- [TEXTO DE PARTIDA]
--*--

Hay que decirlo en voz alta, y hay que decirlo más: Palma es la gran dama del Mediterráneo. Iluminada por la luz más bella que hay, la capital mallorquina es un delirio de arquitectura medieval, gótica y renacentista que atesora un sinfín de edificios -grandes casonas, palacios, iglesias- que dan forma a una de las mejores colecciones patrimoniales del Mare Nostrum. Un patrimonio sin igual que hay que conservar y preservar para el disfrute de todos: una gran responsabilidad que, aunque muy satisfactoria, pocos afrontan.
Entre ellos, destaca la familia Morell, una de las dinastías históricas de la isla, y que son el alma de uno de los grandes hoteles palmesanos junto con el también propietario y reconocido diseñador mallorquín Antoni Esteva: Convent de la Missió, un antiguo convento del siglo XVII transformado en hotel boutique de cinco estrellas Gran Lujo, en una de las mejores ubicaciones del casco antiguo de la ciudad. El hotel forma parte del Grupo Torre de Canyamel, que transforma propiedades de la familia, un legado mantenido durante generaciones, en alojamientos de alta gama, manteniendo una línea coherente con el entorno cultural y arquitectónico.

La propuesta del hotel respira esencia mallorquina por los cuatros costados: un lujo calmado donde mandan el cuidado por el detalle y una interpretación contemporánea del patrimonio histórico. El establecimiento, solo para adultos, dispone de 27 habitaciones y espacios comunes donde conviven elementos arquitectónicos originales con un diseño actual de líneas depuradas. El resultado: un ambiente contenido y sereno, poco habitual en pleno centro urbano.

--*--

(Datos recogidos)
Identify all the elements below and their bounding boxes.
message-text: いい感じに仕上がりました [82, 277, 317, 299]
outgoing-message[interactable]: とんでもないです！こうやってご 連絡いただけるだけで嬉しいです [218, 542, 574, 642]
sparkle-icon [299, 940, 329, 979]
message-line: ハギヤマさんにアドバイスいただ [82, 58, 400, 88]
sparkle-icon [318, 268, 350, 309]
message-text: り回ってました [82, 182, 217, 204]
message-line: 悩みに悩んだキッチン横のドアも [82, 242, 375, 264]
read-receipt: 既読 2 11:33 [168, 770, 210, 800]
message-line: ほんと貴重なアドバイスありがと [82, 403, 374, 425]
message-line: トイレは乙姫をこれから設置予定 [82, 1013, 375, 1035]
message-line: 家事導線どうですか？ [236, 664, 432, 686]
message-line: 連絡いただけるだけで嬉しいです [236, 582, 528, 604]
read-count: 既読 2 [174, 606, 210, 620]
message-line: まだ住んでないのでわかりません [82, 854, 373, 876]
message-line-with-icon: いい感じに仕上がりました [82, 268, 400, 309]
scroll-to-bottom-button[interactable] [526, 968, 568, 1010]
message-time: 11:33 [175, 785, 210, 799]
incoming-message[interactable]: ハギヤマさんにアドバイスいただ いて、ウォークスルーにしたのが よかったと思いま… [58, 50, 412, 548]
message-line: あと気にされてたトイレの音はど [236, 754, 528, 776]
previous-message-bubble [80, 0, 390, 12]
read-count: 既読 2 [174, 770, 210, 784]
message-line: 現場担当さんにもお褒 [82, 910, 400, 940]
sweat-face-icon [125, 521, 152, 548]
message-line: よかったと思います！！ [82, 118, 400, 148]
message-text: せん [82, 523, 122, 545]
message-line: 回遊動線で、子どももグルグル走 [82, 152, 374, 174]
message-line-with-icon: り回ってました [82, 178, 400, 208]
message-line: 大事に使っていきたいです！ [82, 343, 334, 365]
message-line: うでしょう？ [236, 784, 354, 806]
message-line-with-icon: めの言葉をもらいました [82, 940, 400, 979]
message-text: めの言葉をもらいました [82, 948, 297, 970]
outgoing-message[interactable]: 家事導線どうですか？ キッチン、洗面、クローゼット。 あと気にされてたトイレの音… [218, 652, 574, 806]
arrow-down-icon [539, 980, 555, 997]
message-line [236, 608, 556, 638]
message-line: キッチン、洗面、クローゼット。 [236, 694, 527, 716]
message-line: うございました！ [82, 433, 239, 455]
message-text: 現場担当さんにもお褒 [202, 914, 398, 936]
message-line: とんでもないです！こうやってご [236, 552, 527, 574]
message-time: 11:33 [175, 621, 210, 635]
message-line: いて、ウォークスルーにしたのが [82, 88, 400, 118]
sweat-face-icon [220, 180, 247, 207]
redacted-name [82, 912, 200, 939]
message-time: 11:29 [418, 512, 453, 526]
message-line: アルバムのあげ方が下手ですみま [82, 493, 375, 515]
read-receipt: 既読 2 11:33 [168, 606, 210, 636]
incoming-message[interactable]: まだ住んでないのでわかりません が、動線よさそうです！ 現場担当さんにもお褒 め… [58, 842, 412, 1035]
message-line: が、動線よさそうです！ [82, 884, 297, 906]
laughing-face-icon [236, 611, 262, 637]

--*--

- [TAREA 1] Pasa al inglés esta oración del texto sobre el hotel Convent de la Missió: "El establecimiento, solo para adultos, dispone de 27 habitaciones y espacios comunes donde conviven elementos arquitectónicos originales con un diseño actual de líneas depuradas."
- [TAREA 2] Según el texto sobre el hotel Convent de la Missió, ¿de qué siglo es el antiguo convento convertido en hotel?
- [TAREA 3] Retoma el texto sobre el hotel Convent de la Missió y sigue escribiéndolo justo después de su última oración.

- [RESPUESTA 1] The establishment, for adults only, has 27 rooms and common areas where original architectural features coexist with a contemporary, clean-lined design.

- [RESPUESTA 2] Del siglo XVII.

- [RESPUESTA 3]
Entre sus instalaciones destacan un patio interior con jardín vertical, una terraza con vistas sobre la ciudad y la sierra, y un espacio wellness de uso privado equipado con gimnasio, sauna, jacuzzi y cabinas de tratamiento, concebido para estancias centradas en el descanso.

La oferta gastronómica es otro de los grandes elementos diferenciales de Convent de la Missió. El restaurante del hotel, dirigido por el chef Marc Fosh y distinguido con una estrella Michelin, desarrolla una cocina mediterránea contemporánea basada en el producto local, con una de las propuestas más interesantes del panorama foodie mallorquín y que atrae tanto a huéspedes como a visitantes de la ciudad.

La integración de obras de artistas locales en distintas estancias refuerza el vínculo del hotel con la escena cultural mallorquina, lo que una dimensión adicional a la experiencia del visitante: características que definen la manera de entender la hospitalidad con que Convent de la Missió destaca dentro del segmento de lujo urbano: una joya oculta en el corazón de Palma, referente del lujo calmado e ideal para disfrutar de una escapada mediterránea.